▸ Goal
Below is a set of records. Repeat all of them exactly.

== Stored rows ==

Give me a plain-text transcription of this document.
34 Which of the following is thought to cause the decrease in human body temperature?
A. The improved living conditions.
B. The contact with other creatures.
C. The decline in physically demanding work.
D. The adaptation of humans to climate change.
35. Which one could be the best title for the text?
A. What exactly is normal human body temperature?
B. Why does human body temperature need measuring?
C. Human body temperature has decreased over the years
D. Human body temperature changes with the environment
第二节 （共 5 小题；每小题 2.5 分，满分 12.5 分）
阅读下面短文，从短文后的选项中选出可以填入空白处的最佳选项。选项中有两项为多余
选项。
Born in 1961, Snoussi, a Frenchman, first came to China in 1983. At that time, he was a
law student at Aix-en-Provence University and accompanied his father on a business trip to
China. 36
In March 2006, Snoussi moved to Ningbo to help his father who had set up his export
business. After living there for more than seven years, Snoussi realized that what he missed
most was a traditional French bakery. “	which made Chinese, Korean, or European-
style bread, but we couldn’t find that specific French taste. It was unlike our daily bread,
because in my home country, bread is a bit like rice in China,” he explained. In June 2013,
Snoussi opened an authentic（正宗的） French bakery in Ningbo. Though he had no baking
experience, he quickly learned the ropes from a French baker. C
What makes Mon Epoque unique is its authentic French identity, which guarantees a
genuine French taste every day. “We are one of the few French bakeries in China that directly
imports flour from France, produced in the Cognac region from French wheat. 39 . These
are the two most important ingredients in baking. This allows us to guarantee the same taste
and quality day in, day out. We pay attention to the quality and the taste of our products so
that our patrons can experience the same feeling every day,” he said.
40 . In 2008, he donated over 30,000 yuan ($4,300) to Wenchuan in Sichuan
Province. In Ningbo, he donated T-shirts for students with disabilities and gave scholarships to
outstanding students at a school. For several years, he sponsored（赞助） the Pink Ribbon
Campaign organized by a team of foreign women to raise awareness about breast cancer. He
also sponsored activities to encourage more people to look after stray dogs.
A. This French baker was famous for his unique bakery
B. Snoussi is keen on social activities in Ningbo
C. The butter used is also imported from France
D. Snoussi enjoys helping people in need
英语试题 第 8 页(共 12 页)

===

▸ Answer for this exercise
Give me a plain-text transcription of this document.
34 Which of the following is thought to cause the decrease in human body temperature?
A. The improved living conditions.
B. The contact with other creatures.
C. The decline in physically demanding work.
D. The adaptation of humans to climate change.
35. Which one could be the best title for the text?
A. What exactly is normal human body temperature?
B. Why does human body temperature need measuring?
C. Human body temperature has decreased over the years
D. Human body temperature changes with the environment
第二节 （共 5 小题；每小题 2.5 分，满分 12.5 分）
阅读下面短文，从短文后的选项中选出可以填入空白处的最佳选项。选项中有两项为多余
选项。
Born in 1961, Snoussi, a Frenchman, first came to China in 1983. At that time, he was a
law student at Aix-en-Provence University and accompanied his father on a business trip to
China. 36
In March 2006, Snoussi moved to Ningbo to help his father who had set up his export
business. After living there for more than seven years, Snoussi realized that what he missed
most was a traditional French bakery. “	which made Chinese, Korean, or European-
style bread, but we couldn’t find that specific French taste. It was unlike our daily bread,
because in my home country, bread is a bit like rice in China,” he explained. In June 2013,
Snoussi opened an authentic（正宗的） French bakery in Ningbo. Though he had no baking
experience, he quickly learned the ropes from a French baker. C
What makes Mon Epoque unique is its authentic French identity, which guarantees a
genuine French taste every day. “We are one of the few French bakeries in China that directly
imports flour from France, produced in the Cognac region from French wheat. 39 . These
are the two most important ingredients in baking. This allows us to guarantee the same taste
and quality day in, day out. We pay attention to the quality and the taste of our products so
that our patrons can experience the same feeling every day,” he said.
40 . In 2008, he donated over 30,000 yuan ($4,300) to Wenchuan in Sichuan
Province. In Ningbo, he donated T-shirts for students with disabilities and gave scholarships to
outstanding students at a school. For several years, he sponsored（赞助） the Pink Ribbon
Campaign organized by a team of foreign women to raise awareness about breast cancer. He
also sponsored activities to encourage more people to look after stray dogs.
A. This French baker was famous for his unique bakery
B. Snoussi is keen on social activities in Ningbo
C. The butter used is also imported from France
D. Snoussi enjoys helping people in need
英语试题 第 8 页(共 12 页)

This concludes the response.